##### Extract #####

Apparent changes in PPARα and PPARα target genes led us to investigate whether BMP9 plays a role in PPARα gene transcription. Using a PPARα promoter involving dual-luciferase reporter assay in Hepa 1-6 cells, BMP9 treatment (10 ng/ml) markedly enhanced PPARα promoter activity (Fig. 5D). BMP family molecules usually regulate gene expression by phosphorylating smad protein. As a transcription factor (TF), phosphorylated smad protein enters the nucleus and binds to the promoter region of the target gene to regulate gene transcription (7, 11, 28, 29). Consistent with the classic theory, positive regulation of pathway-restricted smad protein phosphorylation pathway was observed in GO biological process analysis (Fig. 5A), which was further confirmed in the protein level by in vivo and in vitro test (fig. S4, C and D). These data guided us to investigate the potential role of smad protein in PPARα transcriptional regulation after BMP9 treatment. As discussed above, BMP9 treatment increased PPARα promoter activity (Fig. 5D). To clarify whether phosphorylated smad 1/5 (p-smad 1/5) acts as a TF that binds to the PPARα promoter at specific sites, we divided the 1800-bp PPARα promoter into six 300-bp regions (Fig. 5E). We used an online promoter prediction tool (www.fruitfly.org/cgi-bin/seq_tools/promoter.pl) to generate potential PPARα promoter TF binding sites per 50 bp. There are three high-scoring potential TF binding sites according to the prediction results (Fig. 5F). We performed chromatin immunoprecipitation (ChIP) assay after BMP9 treatment (10 ng/ml) in Hepa 1-6 cells. There was notable enrichment in region 2, whereas no changes were observed in other regions (Fig. 5, G and H). To further verify this finding, we analyzed these three predicted TF binding sites. ChIP product in region 7, within region 2, was increased in the BMP9 treatment (10 ng/ml) group (Fig. 5, I and J). These results indicated the potential binding sites of TF p-smad at the PPARα promoter. To clarify whether BMP9 regulates PPARα transcriptional activity and consequently change the expression level of PPARα target genes, we used the PPARα-specific antagonist GW6471, as previously described (30), to abolish BMP9-mediated regulation of PPARα in Hepa 1-6 cells. Treatment with BMP9 (10 ng/ml) up-regulated expression of fatty acid oxidation genes downstream of PPARα. However, 50 μM GW6471 treatment effectively inhibited the effect of BMP9 treatment (Fig. 5K).

##### Extracted material #####

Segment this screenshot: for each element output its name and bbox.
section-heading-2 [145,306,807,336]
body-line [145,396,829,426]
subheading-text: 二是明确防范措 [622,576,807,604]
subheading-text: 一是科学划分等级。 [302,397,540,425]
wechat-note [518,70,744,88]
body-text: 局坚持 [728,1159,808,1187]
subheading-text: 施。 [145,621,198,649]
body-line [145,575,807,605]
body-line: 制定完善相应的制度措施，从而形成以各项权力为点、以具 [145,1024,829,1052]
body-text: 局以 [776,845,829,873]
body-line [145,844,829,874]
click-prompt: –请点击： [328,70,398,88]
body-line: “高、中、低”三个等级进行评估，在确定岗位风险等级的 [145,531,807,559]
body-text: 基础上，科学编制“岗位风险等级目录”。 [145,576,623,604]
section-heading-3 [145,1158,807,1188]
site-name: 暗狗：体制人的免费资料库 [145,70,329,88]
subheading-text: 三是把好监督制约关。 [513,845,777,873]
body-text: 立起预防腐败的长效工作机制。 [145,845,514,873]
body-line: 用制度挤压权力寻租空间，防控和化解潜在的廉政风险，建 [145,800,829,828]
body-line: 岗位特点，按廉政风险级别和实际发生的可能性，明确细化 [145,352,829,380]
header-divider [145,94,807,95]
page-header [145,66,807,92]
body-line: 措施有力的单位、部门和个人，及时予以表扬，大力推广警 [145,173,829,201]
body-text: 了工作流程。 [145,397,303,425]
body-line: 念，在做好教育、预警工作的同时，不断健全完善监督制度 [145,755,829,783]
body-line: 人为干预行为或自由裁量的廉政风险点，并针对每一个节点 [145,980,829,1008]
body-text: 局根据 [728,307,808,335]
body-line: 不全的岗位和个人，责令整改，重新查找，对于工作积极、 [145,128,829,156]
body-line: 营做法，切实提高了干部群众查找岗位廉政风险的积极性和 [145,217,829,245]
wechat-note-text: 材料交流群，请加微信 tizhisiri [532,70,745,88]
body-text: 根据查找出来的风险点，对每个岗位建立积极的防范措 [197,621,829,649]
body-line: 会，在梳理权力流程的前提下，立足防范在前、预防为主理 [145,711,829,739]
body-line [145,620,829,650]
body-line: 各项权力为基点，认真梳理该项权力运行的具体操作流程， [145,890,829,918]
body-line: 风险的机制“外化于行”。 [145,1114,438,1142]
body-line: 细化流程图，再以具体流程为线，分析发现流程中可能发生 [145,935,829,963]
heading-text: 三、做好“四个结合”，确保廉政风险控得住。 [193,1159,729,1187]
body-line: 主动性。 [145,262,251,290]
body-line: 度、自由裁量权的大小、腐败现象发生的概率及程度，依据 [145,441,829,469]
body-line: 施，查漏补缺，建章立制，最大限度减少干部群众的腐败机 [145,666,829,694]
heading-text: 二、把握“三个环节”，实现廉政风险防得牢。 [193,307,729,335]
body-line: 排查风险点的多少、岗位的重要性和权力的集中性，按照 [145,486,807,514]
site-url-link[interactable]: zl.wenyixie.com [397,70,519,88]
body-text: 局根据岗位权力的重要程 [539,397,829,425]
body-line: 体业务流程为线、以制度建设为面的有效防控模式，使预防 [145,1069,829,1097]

#####

| Task statement |
Extend the passage on BMP9 and PPARα transcription, picking up right after its final sentence. The items were taken from a different source than the text.

| Solved exercise |
Fibroblast growth factor 21 (FGF21), a hormone predominantly secreted by the liver, has been reported to reverse hepatic steatosis, increase energy expenditure, and improve insulin sensitivity in obese mice (31). Moreover, recent study established a PPARα-FGF21 hormone axis that contributed to systemic metabolic regulation (22), including insulin resistance and abnormal energy expenditure (32, 33). We hypothesize that there would be a direct BMP9-PPARα-FGF21 regulation network in the liver. As expected, hepatic FGF21 mRNA (fig. S4A) and protein (fig. S4D) level was reduced after BMP9 ablation, which was consistent with a previous study (34). Meanwhile, the activity of downstream insulin signaling pathway proteins (p-Akt and p-IRβ) was decreased, which indicated a weakened insulin sensitivity (fig. S4D). Besides, reduced O2 consumption (fig. S4, G and H) and CO2 production (fig. S4, I and J) showed less energy expenditure in BMP9-KO mice, which was further confirmed by the decreased expression of adipocyte thermogenesis (UCP1) and fatty acid utilization (PGC-1) molecular marker in BAT and WAT (fig. S4, K and L). These results demonstrate that BMP9-PPARα-FGF21 deficiency contributes to the dysfunction of insulin resistance and energy expenditure, which leads to abnormal glucose homeostasis and weight gain.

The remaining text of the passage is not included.